- [Record list]:

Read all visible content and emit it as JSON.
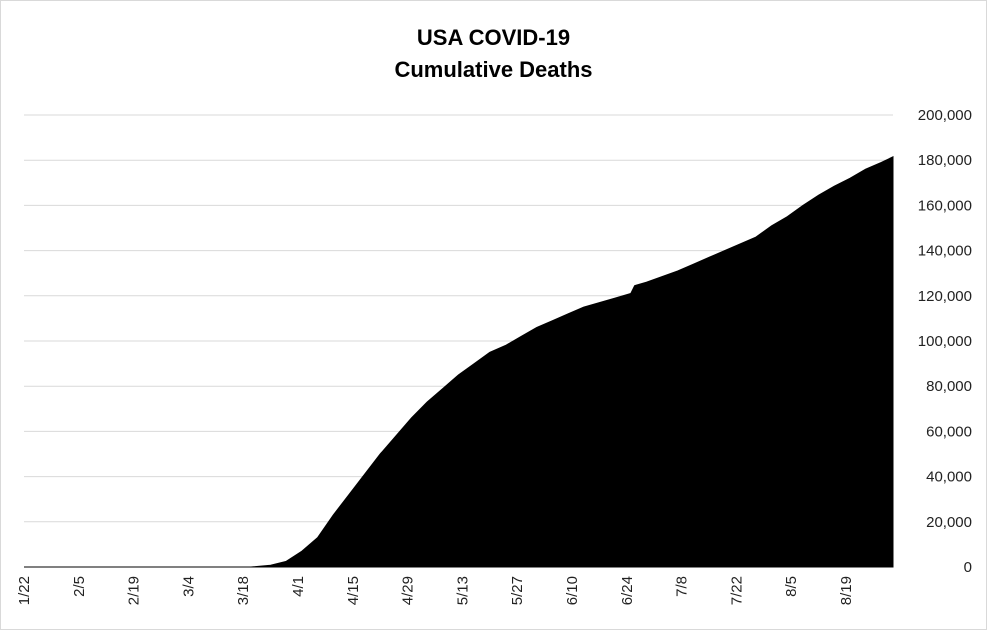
{
  "chart_data": {
    "type": "area",
    "title": [
      "USA COVID-19",
      "Cumulative Deaths"
    ],
    "xlabel": "",
    "ylabel": "",
    "y_axis_side": "right",
    "ylim": [
      0,
      200000
    ],
    "yticks": [
      0,
      20000,
      40000,
      60000,
      80000,
      100000,
      120000,
      140000,
      160000,
      180000,
      200000
    ],
    "ytick_labels": [
      "0",
      "20,000",
      "40,000",
      "60,000",
      "80,000",
      "100,000",
      "120,000",
      "140,000",
      "160,000",
      "180,000",
      "200,000"
    ],
    "xlim": [
      "1/22",
      "8/31"
    ],
    "xtick_labels": [
      "1/22",
      "2/5",
      "2/19",
      "3/4",
      "3/18",
      "4/1",
      "4/15",
      "4/29",
      "5/13",
      "5/27",
      "6/10",
      "6/24",
      "7/8",
      "7/22",
      "8/5",
      "8/19"
    ],
    "grid": "horizontal",
    "legend": "none",
    "fill_color": "#000000",
    "x": [
      "1/22",
      "3/20",
      "3/25",
      "3/29",
      "4/2",
      "4/6",
      "4/10",
      "4/14",
      "4/18",
      "4/22",
      "4/26",
      "4/30",
      "5/4",
      "5/8",
      "5/12",
      "5/16",
      "5/20",
      "5/24",
      "5/28",
      "6/1",
      "6/5",
      "6/9",
      "6/13",
      "6/17",
      "6/21",
      "6/25",
      "6/26",
      "6/29",
      "7/3",
      "7/7",
      "7/11",
      "7/15",
      "7/19",
      "7/23",
      "7/27",
      "7/31",
      "8/4",
      "8/8",
      "8/12",
      "8/16",
      "8/20",
      "8/24",
      "8/28",
      "8/31"
    ],
    "values": [
      0,
      0,
      800,
      2500,
      7000,
      13000,
      23000,
      32000,
      41000,
      50000,
      58000,
      66000,
      73000,
      79000,
      85000,
      90000,
      95000,
      98000,
      102000,
      106000,
      109000,
      112000,
      115000,
      117000,
      119000,
      121000,
      124500,
      126000,
      128500,
      131000,
      134000,
      137000,
      140000,
      143000,
      146000,
      151000,
      155000,
      160000,
      164500,
      168500,
      172000,
      176000,
      179000,
      181500
    ]
  }
}
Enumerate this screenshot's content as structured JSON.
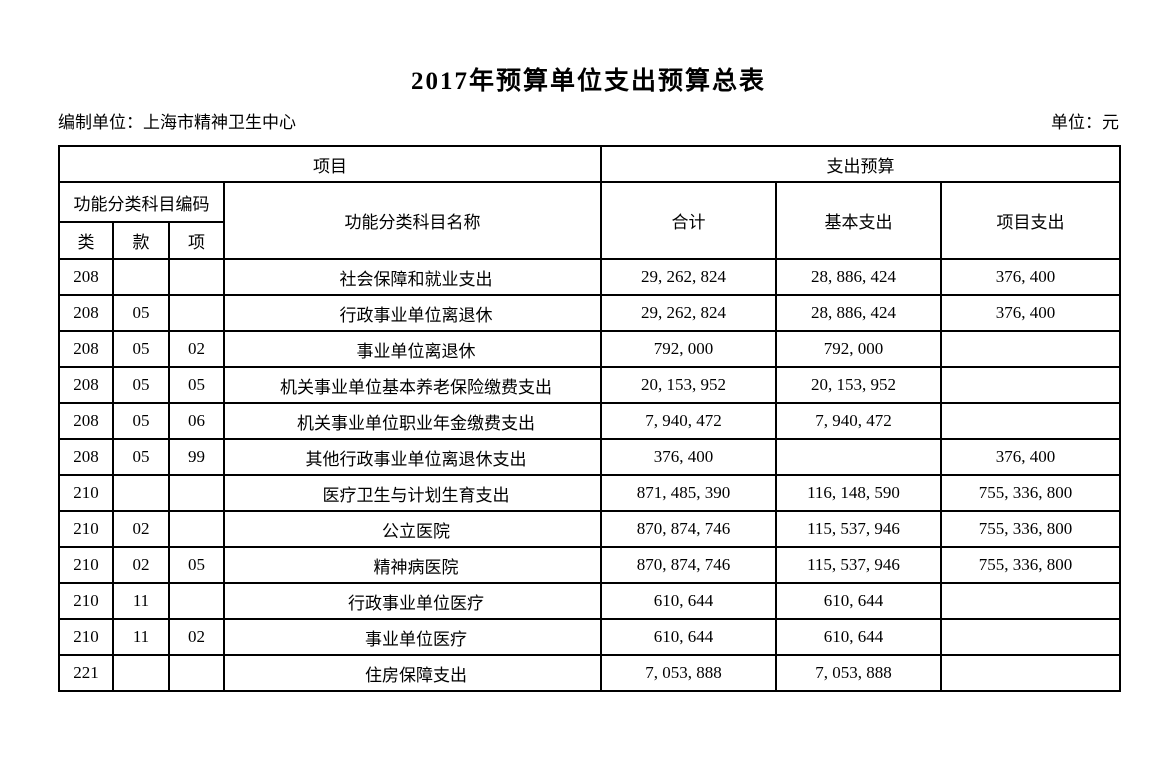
{
  "page": {
    "title": "2017年预算单位支出预算总表",
    "prepared_by_label": "编制单位：上海市精神卫生中心",
    "currency_unit_label": "单位：元"
  },
  "colors": {
    "text": "#000000",
    "border": "#000000",
    "background": "#ffffff"
  },
  "table": {
    "header": {
      "project_group": "项目",
      "budget_group": "支出预算",
      "func_code_group": "功能分类科目编码",
      "func_name": "功能分类科目名称",
      "total": "合计",
      "basic_expenditure": "基本支出",
      "project_expenditure": "项目支出",
      "code_class": "类",
      "code_section": "款",
      "code_item": "项"
    },
    "rows": [
      {
        "class_code": "208",
        "section_code": "",
        "item_code": "",
        "name": "社会保障和就业支出",
        "total": "29, 262, 824",
        "basic": "28, 886, 424",
        "project": "376, 400"
      },
      {
        "class_code": "208",
        "section_code": "05",
        "item_code": "",
        "name": "行政事业单位离退休",
        "total": "29, 262, 824",
        "basic": "28, 886, 424",
        "project": "376, 400"
      },
      {
        "class_code": "208",
        "section_code": "05",
        "item_code": "02",
        "name": "事业单位离退休",
        "total": "792, 000",
        "basic": "792, 000",
        "project": ""
      },
      {
        "class_code": "208",
        "section_code": "05",
        "item_code": "05",
        "name": "机关事业单位基本养老保险缴费支出",
        "total": "20, 153, 952",
        "basic": "20, 153, 952",
        "project": ""
      },
      {
        "class_code": "208",
        "section_code": "05",
        "item_code": "06",
        "name": "机关事业单位职业年金缴费支出",
        "total": "7, 940, 472",
        "basic": "7, 940, 472",
        "project": ""
      },
      {
        "class_code": "208",
        "section_code": "05",
        "item_code": "99",
        "name": "其他行政事业单位离退休支出",
        "total": "376, 400",
        "basic": "",
        "project": "376, 400"
      },
      {
        "class_code": "210",
        "section_code": "",
        "item_code": "",
        "name": "医疗卫生与计划生育支出",
        "total": "871, 485, 390",
        "basic": "116, 148, 590",
        "project": "755, 336, 800"
      },
      {
        "class_code": "210",
        "section_code": "02",
        "item_code": "",
        "name": "公立医院",
        "total": "870, 874, 746",
        "basic": "115, 537, 946",
        "project": "755, 336, 800"
      },
      {
        "class_code": "210",
        "section_code": "02",
        "item_code": "05",
        "name": "精神病医院",
        "total": "870, 874, 746",
        "basic": "115, 537, 946",
        "project": "755, 336, 800"
      },
      {
        "class_code": "210",
        "section_code": "11",
        "item_code": "",
        "name": "行政事业单位医疗",
        "total": "610, 644",
        "basic": "610, 644",
        "project": ""
      },
      {
        "class_code": "210",
        "section_code": "11",
        "item_code": "02",
        "name": "事业单位医疗",
        "total": "610, 644",
        "basic": "610, 644",
        "project": ""
      },
      {
        "class_code": "221",
        "section_code": "",
        "item_code": "",
        "name": "住房保障支出",
        "total": "7, 053, 888",
        "basic": "7, 053, 888",
        "project": ""
      }
    ]
  }
}
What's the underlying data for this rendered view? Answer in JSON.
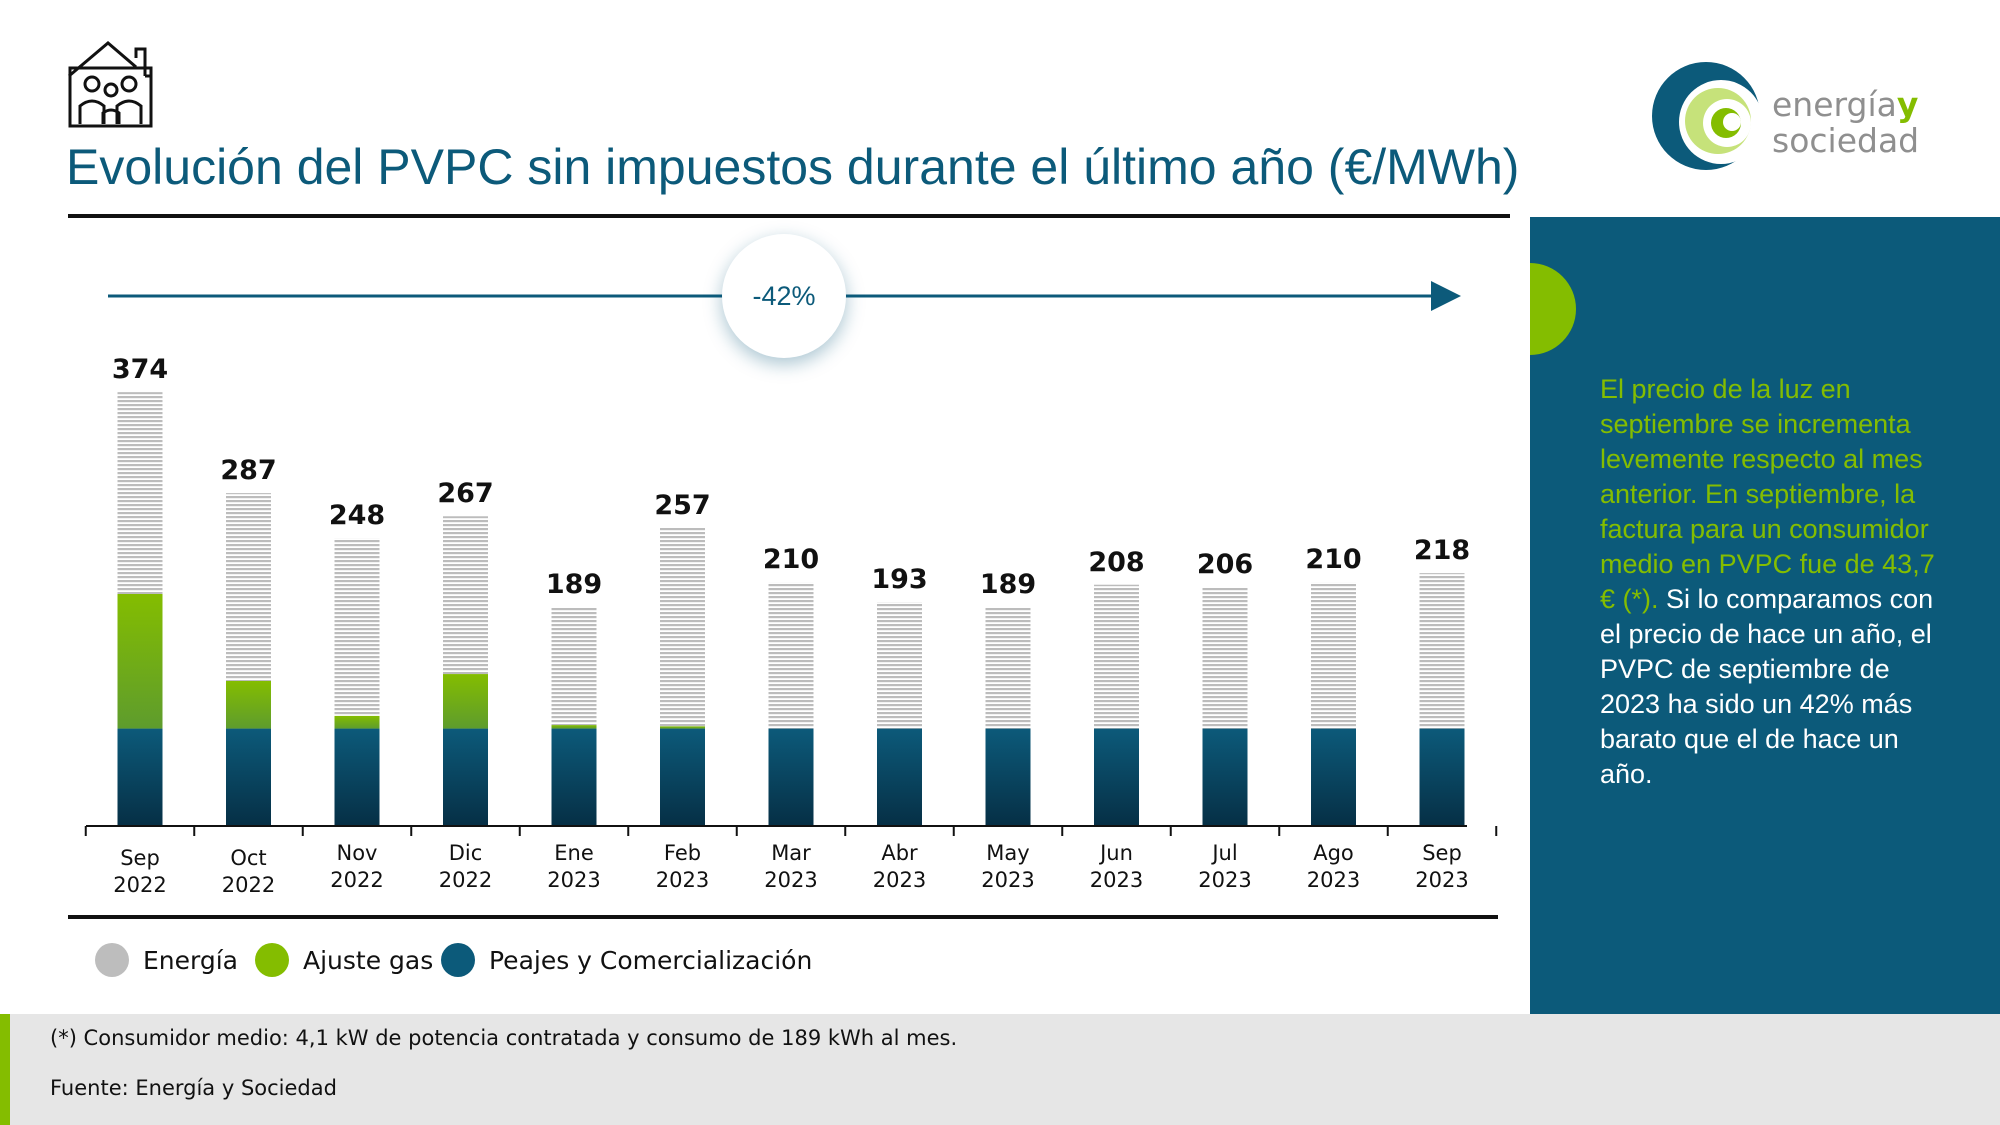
{
  "header": {
    "title": "Evolución del PVPC sin impuestos durante el último año (€/MWh)",
    "icon": "house-family-icon"
  },
  "logo": {
    "line1_main": "energía",
    "line1_accent": "y",
    "line2": "sociedad"
  },
  "chart_data": {
    "type": "bar",
    "stacked": true,
    "title": "Evolución del PVPC sin impuestos durante el último año (€/MWh)",
    "categories": [
      "Sep 2022",
      "Oct 2022",
      "Nov 2022",
      "Dic 2022",
      "Ene 2023",
      "Feb 2023",
      "Mar 2023",
      "Abr 2023",
      "May 2023",
      "Jun 2023",
      "Jul 2023",
      "Ago 2023",
      "Sep 2023"
    ],
    "category_lines": [
      [
        "Sep",
        "2022"
      ],
      [
        "Oct",
        "2022"
      ],
      [
        "Nov",
        "2022"
      ],
      [
        "Dic",
        "2022"
      ],
      [
        "Ene",
        "2023"
      ],
      [
        "Feb",
        "2023"
      ],
      [
        "Mar",
        "2023"
      ],
      [
        "Abr",
        "2023"
      ],
      [
        "May",
        "2023"
      ],
      [
        "Jun",
        "2023"
      ],
      [
        "Jul",
        "2023"
      ],
      [
        "Ago",
        "2023"
      ],
      [
        "Sep",
        "2023"
      ]
    ],
    "series": [
      {
        "name": "Peajes y Comercialización",
        "color": "#0c5a7a",
        "values": [
          84,
          84,
          84,
          84,
          84,
          84,
          84,
          84,
          84,
          84,
          84,
          84,
          84
        ]
      },
      {
        "name": "Ajuste gas",
        "color": "#84bd00",
        "values": [
          116,
          41,
          11,
          47,
          3,
          2,
          0,
          0,
          0,
          0,
          0,
          0,
          0
        ]
      },
      {
        "name": "Energía",
        "color": "#bdbdbd",
        "values": [
          174,
          162,
          153,
          136,
          102,
          171,
          126,
          109,
          105,
          124,
          122,
          126,
          134
        ]
      }
    ],
    "totals": [
      374,
      287,
      248,
      267,
      189,
      257,
      210,
      193,
      189,
      208,
      206,
      210,
      218
    ],
    "annotation": "-42%",
    "ylim": [
      0,
      400
    ],
    "grid": false,
    "legend_position": "bottom-left",
    "legend_order": [
      "Energía",
      "Ajuste gas",
      "Peajes y Comercialización"
    ]
  },
  "side_panel": {
    "highlight": "El precio de la luz en septiembre se incrementa levemente respecto al mes anterior.  En septiembre, la factura para un consumidor medio en PVPC fue de 43,7 € (*).",
    "body": "Si lo comparamos con el precio de hace un año, el PVPC de septiembre de 2023 ha sido un 42% más barato que el de hace un año.",
    "colors": {
      "background": "#0c5a7a",
      "highlight": "#84bd00",
      "body": "#ffffff"
    }
  },
  "footer": {
    "note": "(*) Consumidor medio: 4,1 kW de potencia contratada y consumo de 189 kWh al mes.",
    "source": "Fuente: Energía y Sociedad"
  }
}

- [What to do]:
Count the lines of the material that include the word "medio", then report only the total.

- [Result below]:
2